Stated exercise:
Quote all of the data that follows exactly as written, skipping the images.

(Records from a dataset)
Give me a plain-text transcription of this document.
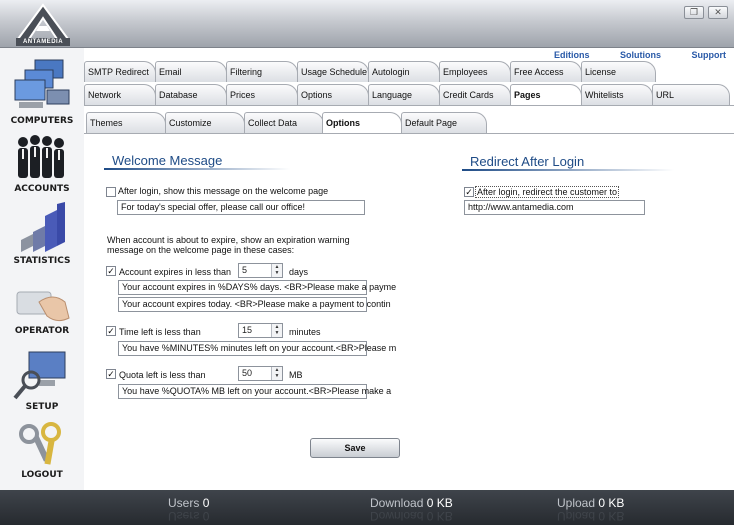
ANTAMEDIA
❐	✕
COMPUTERS
ACCOUNTS
STATISTICS
OPERATOR
SETUP
LOGOUT
Editions	Solutions	Support
SMTP Redirect	Email	Filtering	Usage Schedule Autologin	Employees	Free Access	License
Network	Database	Prices	Options	Language	Credit Cards	Pages	Whitelists	URL
Themes	Customize	Collect Data	Options	Default Page
Welcome Message
After login, show this message on the welcome page
For today's special offer, please call our office!
When account is about to expire, show an expiration warning
message on the welcome page in these cases:
✓ Account expires in less than	5	▲
▼ days
Your account expires in %DAYS% days. <BR>Please make a payme
Your account expires today. <BR>Please make a payment to contin
✓ Time left is less than	15	▲
▼ minutes
You have %MINUTES% minutes left on your account.<BR>Please m
✓ Quota left is less than	50	▲
▼ MB
You have %QUOTA% MB left on your account.<BR>Please make a
Redirect After Login
✓ After login, redirect the customer to
http://www.antamedia.com
Save
Users 0	Download 0 KB	Upload 0 KB
Users 0	Download 0 KB	Upload 0 KB
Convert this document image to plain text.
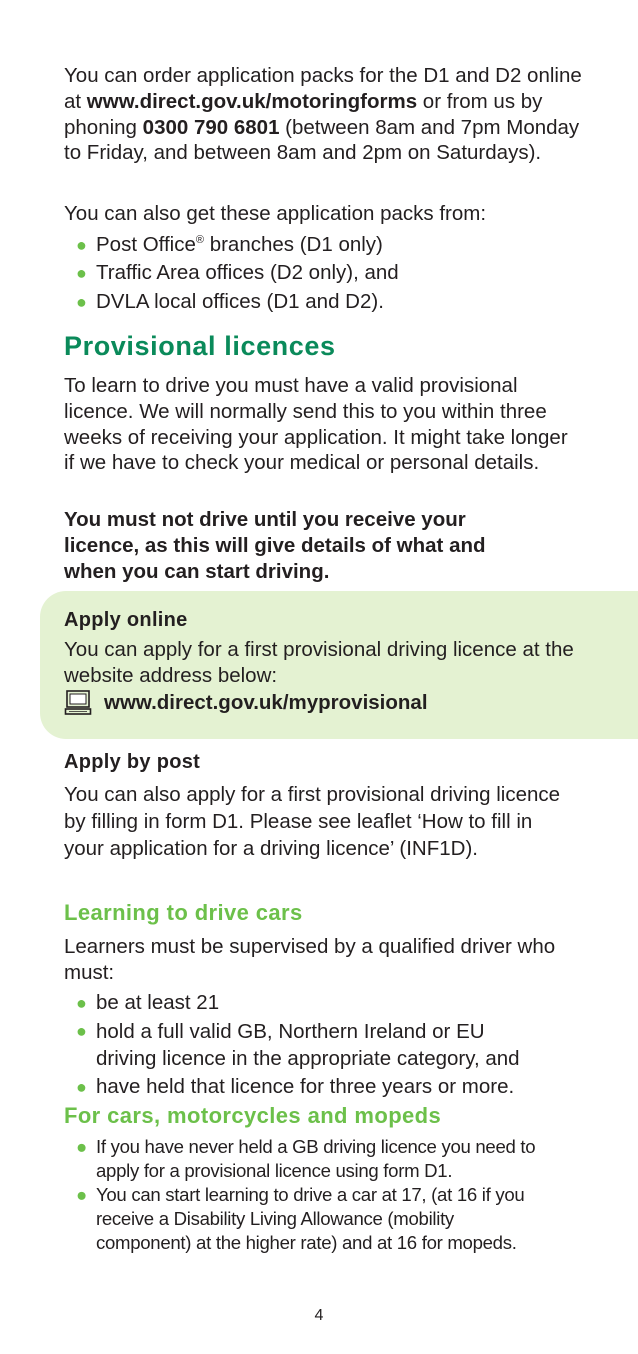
You can order application packs for the D1 and D2 online at www.direct.gov.uk/motoringforms or from us by phoning 0300 790 6801 (between 8am and 7pm Monday to Friday, and between 8am and 2pm on Saturdays).

You can also get these application packs from:

● Post Office® branches (D1 only)
● Traffic Area offices (D2 only), and
● DVLA local offices (D1 and D2).
Provisional licences

To learn to drive you must have a valid provisional licence. We will normally send this to you within three weeks of receiving your application. It might take longer if we have to check your medical or personal details.

You must not drive until you receive your licence, as this will give details of what and when you can start driving.

Apply online

You can apply for a first provisional driving licence at the website address below:

www.direct.gov.uk/myprovisional
Apply by post

You can also apply for a first provisional driving licence by filling in form D1. Please see leaflet ‘How to fill in your application for a driving licence’ (INF1D).

Learning to drive cars

Learners must be supervised by a qualified driver who must:

● be at least 21
● hold a full valid GB, Northern Ireland or EU driving licence in the appropriate category, and
● have held that licence for three years or more.
For cars, motorcycles and mopeds
● If you have never held a GB driving licence you need to apply for a provisional licence using form D1.
● You can start learning to drive a car at 17, (at 16 if you receive a Disability Living Allowance (mobility component) at the higher rate) and at 16 for mopeds.
4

Expected answer:
Give me a plain-text transcription of this document.
ANTAMEDIA
❐	✕
COMPUTERS
ACCOUNTS
STATISTICS
OPERATOR
SETUP
LOGOUT
Editions	Solutions	Support
SMTP Redirect	Email	Filtering	Usage Schedule Autologin	Employees	Free Access	License
Network	Database	Prices	Options	Language	Credit Cards	Pages	Whitelists	URL
Themes	Customize	Collect Data	Options	Default Page
Welcome Message
After login, show this message on the welcome page
For today's special offer, please call our office!
When account is about to expire, show an expiration warning
message on the welcome page in these cases:
✓ Account expires in less than	5	▲
▼ days
Your account expires in %DAYS% days. <BR>Please make a payme
Your account expires today. <BR>Please make a payment to contin
✓ Time left is less than	15	▲
▼ minutes
You have %MINUTES% minutes left on your account.<BR>Please m
✓ Quota left is less than	50	▲
▼ MB
You have %QUOTA% MB left on your account.<BR>Please make a
Redirect After Login
✓ After login, redirect the customer to
http://www.antamedia.com
Save
Users 0	Download 0 KB	Upload 0 KB
Users 0	Download 0 KB	Upload 0 KB
Convert this document image to plain text.
You can order application packs for the D1 and D2 online at www.direct.gov.uk/motoringforms or from us by phoning 0300 790 6801 (between 8am and 7pm Monday to Friday, and between 8am and 2pm on Saturdays).

You can also get these application packs from:

● Post Office® branches (D1 only)
● Traffic Area offices (D2 only), and
● DVLA local offices (D1 and D2).
Provisional licences

To learn to drive you must have a valid provisional licence. We will normally send this to you within three weeks of receiving your application. It might take longer if we have to check your medical or personal details.

You must not drive until you receive your licence, as this will give details of what and when you can start driving.

Apply online

You can apply for a first provisional driving licence at the website address below:

www.direct.gov.uk/myprovisional
Apply by post

You can also apply for a first provisional driving licence by filling in form D1. Please see leaflet ‘How to fill in your application for a driving licence’ (INF1D).

Learning to drive cars

Learners must be supervised by a qualified driver who must:

● be at least 21
● hold a full valid GB, Northern Ireland or EU driving licence in the appropriate category, and
● have held that licence for three years or more.
For cars, motorcycles and mopeds
● If you have never held a GB driving licence you need to apply for a provisional licence using form D1.
● You can start learning to drive a car at 17, (at 16 if you receive a Disability Living Allowance (mobility component) at the higher rate) and at 16 for mopeds.
4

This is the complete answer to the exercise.